Find each line with "Vous" and copy it.

Dataset excerpt
# # # #

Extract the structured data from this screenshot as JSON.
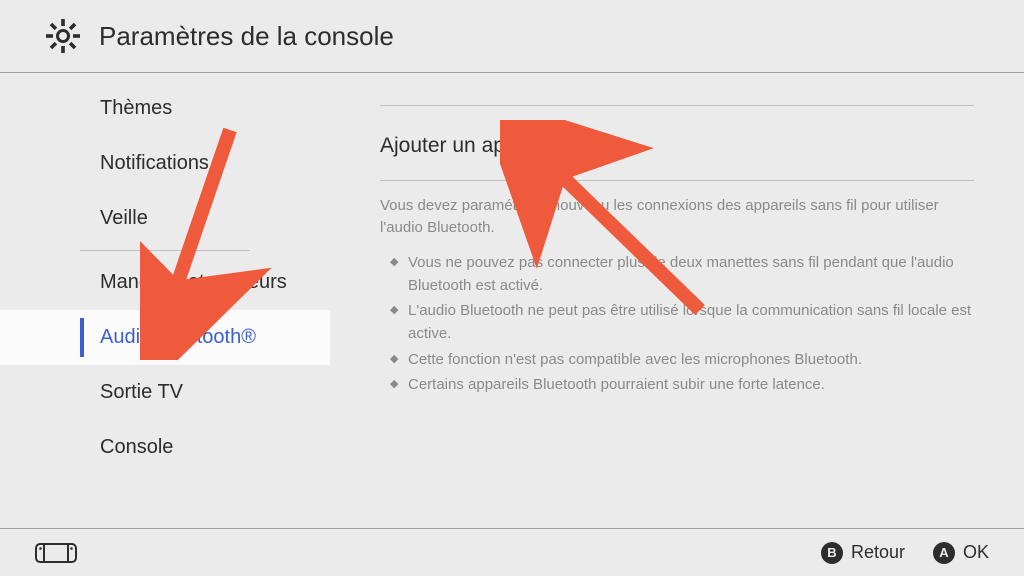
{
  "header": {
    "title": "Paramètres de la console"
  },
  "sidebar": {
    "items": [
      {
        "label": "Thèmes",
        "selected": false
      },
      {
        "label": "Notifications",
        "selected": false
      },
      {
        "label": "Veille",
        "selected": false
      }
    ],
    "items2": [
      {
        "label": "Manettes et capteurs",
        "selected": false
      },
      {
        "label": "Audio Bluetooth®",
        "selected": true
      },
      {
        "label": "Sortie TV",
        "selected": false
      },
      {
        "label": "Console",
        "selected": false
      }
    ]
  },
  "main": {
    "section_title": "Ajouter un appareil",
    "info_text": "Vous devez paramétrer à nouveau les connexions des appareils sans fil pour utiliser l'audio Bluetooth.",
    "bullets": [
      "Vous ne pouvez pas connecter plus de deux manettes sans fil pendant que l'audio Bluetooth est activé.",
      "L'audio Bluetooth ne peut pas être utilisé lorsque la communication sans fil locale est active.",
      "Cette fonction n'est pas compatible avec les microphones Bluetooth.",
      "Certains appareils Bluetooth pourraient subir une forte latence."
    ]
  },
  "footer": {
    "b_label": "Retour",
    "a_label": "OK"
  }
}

# # # #

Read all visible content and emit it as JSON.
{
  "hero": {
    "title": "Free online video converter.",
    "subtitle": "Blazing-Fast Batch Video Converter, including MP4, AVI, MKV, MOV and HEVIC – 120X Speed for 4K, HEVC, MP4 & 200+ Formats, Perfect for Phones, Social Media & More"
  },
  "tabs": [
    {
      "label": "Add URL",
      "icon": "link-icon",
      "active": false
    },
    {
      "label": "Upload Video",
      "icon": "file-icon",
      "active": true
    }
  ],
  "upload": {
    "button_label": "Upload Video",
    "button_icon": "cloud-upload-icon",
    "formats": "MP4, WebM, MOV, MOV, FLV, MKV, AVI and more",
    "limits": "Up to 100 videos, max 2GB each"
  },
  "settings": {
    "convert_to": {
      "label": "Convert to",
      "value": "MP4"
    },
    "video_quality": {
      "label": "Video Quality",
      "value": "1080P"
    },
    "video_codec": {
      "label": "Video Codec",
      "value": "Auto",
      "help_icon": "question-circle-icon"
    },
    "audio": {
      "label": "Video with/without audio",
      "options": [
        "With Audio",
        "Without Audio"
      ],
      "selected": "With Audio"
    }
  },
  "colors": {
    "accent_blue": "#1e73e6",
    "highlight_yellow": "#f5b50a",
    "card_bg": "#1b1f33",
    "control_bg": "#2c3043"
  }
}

# # # #

RESULT BELOW:
    "info_text": "Vous devez paramétrer à nouveau les connexions des appareils sans fil pour utiliser l'audio Bluetooth.",
      "Vous ne pouvez pas connecter plus de deux manettes sans fil pendant que l'audio Bluetooth est activé.",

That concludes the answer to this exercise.